Problem details> Identify each line holding the string "Nova" and copy it.

Task material>

========================

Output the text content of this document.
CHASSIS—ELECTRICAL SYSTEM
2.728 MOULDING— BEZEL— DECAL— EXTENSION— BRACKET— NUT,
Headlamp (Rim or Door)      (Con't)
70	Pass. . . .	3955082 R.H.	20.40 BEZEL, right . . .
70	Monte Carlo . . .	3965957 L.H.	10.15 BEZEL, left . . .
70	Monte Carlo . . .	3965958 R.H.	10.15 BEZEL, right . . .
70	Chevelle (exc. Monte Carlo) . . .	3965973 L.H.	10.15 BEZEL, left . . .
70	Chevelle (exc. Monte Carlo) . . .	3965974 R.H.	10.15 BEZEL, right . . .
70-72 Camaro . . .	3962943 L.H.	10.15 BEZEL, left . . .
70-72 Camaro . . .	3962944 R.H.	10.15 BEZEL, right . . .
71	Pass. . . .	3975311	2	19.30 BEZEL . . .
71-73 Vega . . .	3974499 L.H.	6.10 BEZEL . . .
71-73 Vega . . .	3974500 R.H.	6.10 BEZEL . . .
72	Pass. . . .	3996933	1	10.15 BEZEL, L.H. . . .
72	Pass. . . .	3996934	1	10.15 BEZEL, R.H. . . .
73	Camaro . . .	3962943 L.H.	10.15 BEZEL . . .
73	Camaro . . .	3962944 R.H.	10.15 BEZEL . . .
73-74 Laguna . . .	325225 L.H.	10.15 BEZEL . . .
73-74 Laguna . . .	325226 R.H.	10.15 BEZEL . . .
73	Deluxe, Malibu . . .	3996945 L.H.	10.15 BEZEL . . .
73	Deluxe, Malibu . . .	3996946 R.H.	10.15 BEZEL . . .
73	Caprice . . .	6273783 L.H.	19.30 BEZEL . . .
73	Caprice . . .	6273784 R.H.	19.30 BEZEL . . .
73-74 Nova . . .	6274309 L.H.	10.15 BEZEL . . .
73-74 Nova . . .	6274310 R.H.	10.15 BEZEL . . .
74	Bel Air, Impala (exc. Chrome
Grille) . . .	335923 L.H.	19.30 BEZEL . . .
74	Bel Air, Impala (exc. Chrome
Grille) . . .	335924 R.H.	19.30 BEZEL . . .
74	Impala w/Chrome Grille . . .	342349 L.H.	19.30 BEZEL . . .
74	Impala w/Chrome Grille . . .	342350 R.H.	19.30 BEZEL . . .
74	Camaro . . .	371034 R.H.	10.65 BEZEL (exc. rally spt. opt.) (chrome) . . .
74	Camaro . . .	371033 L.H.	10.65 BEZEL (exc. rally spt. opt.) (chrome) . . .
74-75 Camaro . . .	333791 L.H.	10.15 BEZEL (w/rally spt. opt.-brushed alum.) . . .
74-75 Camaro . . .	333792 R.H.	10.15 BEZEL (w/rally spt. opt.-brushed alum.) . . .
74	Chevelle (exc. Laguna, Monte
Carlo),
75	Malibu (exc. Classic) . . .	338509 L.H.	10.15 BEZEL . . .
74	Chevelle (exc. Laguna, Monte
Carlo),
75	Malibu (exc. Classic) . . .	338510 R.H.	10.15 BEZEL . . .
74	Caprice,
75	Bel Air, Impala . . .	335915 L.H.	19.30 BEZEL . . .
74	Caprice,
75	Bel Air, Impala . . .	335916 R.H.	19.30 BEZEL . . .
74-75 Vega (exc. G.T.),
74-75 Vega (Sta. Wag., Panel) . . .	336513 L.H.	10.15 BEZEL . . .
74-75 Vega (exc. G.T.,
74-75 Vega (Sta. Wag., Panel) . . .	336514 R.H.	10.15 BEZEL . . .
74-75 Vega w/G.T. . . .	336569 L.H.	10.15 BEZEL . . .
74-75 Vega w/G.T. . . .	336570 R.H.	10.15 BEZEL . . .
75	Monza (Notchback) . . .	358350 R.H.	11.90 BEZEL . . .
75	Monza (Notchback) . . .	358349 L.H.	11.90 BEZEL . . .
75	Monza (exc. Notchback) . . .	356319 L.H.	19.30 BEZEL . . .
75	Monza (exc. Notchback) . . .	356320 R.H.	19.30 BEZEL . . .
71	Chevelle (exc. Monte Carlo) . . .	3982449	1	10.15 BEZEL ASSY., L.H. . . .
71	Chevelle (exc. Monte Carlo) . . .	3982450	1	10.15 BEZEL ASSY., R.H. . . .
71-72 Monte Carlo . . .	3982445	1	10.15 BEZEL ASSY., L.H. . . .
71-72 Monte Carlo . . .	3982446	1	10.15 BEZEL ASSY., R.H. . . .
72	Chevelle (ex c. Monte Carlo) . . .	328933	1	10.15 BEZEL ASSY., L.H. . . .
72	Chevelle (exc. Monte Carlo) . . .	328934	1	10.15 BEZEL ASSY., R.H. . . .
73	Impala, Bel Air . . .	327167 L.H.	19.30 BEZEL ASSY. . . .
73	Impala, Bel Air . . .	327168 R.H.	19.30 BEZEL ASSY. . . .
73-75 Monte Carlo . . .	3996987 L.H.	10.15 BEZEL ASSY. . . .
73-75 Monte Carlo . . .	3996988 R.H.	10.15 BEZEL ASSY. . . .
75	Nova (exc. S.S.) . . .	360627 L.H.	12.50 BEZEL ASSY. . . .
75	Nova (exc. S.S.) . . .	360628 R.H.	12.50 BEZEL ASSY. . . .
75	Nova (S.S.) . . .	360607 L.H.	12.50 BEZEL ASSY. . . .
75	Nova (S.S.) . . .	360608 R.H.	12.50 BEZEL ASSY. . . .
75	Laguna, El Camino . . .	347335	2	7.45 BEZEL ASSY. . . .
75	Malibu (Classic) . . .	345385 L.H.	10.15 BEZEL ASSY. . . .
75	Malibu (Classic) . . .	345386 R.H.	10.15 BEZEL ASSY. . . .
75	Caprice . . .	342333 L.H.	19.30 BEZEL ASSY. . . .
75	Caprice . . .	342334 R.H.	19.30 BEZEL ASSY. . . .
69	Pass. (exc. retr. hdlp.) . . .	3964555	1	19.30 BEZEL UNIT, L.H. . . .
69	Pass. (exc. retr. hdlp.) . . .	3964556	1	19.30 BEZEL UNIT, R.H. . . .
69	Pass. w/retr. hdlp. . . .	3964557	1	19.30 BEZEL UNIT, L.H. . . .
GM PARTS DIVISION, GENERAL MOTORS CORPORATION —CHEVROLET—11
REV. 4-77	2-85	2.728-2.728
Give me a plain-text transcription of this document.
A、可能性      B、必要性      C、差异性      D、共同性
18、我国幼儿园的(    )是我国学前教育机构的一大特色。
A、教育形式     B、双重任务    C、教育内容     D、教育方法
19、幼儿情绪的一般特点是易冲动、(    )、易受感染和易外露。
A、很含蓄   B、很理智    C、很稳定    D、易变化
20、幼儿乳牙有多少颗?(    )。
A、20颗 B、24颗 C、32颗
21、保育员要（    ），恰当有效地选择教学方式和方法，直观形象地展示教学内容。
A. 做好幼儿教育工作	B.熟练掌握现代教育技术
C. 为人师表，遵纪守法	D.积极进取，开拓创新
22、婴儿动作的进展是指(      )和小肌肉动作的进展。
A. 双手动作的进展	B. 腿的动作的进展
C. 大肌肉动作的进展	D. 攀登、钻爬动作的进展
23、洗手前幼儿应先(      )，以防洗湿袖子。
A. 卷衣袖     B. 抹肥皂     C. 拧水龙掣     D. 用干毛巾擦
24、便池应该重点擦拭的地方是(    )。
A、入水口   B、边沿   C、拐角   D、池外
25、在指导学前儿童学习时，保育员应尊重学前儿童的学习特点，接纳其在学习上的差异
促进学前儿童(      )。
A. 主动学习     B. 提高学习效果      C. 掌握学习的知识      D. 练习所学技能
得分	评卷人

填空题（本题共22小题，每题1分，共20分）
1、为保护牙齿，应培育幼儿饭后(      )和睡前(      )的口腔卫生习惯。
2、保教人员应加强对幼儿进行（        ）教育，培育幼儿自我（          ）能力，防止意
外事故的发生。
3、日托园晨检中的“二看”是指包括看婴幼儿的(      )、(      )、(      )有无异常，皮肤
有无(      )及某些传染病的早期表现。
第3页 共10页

========================

Solution to the exercise>
73-74 Nova . . .	6274309 L.H.	10.15 BEZEL . . .
73-74 Nova . . .	6274310 R.H.	10.15 BEZEL . . .
75	Nova (exc. S.S.) . . .	360627 L.H.	12.50 BEZEL ASSY. . . .
75	Nova (exc. S.S.) . . .	360628 R.H.	12.50 BEZEL ASSY. . . .
75	Nova (S.S.) . . .	360607 L.H.	12.50 BEZEL ASSY. . . .
75	Nova (S.S.) . . .	360608 R.H.	12.50 BEZEL ASSY. . . .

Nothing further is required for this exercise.